Input data »
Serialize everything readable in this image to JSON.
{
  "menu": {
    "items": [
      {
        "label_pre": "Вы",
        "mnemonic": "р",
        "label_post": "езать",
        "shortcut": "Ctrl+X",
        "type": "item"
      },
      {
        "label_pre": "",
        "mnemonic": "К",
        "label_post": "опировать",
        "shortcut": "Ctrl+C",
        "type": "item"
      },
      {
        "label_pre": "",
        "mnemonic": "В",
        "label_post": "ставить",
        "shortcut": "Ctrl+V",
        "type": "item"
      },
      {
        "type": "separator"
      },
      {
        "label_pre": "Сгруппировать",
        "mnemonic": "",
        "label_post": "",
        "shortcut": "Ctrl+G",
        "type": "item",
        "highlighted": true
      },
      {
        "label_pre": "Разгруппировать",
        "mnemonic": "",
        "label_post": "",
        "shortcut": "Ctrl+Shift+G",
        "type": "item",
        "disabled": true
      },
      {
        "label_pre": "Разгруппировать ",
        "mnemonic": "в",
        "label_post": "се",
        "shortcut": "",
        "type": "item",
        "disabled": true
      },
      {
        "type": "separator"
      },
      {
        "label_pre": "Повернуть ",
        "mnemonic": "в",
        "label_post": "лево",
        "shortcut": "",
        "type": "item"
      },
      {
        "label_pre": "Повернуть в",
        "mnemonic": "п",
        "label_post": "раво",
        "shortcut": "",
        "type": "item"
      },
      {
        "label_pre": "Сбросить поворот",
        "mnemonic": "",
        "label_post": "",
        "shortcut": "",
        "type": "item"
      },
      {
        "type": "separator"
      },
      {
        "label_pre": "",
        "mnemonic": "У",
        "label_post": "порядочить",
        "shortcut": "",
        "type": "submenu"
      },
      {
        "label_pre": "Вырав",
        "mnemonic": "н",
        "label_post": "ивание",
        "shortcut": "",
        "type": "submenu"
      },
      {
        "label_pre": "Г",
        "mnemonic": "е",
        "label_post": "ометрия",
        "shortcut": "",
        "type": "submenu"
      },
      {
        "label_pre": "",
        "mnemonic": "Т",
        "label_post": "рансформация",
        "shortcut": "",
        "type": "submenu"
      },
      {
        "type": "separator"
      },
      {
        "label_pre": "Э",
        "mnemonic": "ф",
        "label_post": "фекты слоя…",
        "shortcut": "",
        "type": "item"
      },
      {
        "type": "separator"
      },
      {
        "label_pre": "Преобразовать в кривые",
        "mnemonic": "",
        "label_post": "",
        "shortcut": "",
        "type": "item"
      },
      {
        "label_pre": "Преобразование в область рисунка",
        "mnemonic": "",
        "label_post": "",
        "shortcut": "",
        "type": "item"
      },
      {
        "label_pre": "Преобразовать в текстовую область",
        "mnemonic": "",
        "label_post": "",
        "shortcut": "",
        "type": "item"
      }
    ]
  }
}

Brief » Pick out the lines containing the string "Повернуть" and show them.

Complete output »
        "label_pre": "Повернуть ",
        "label_pre": "Повернуть в",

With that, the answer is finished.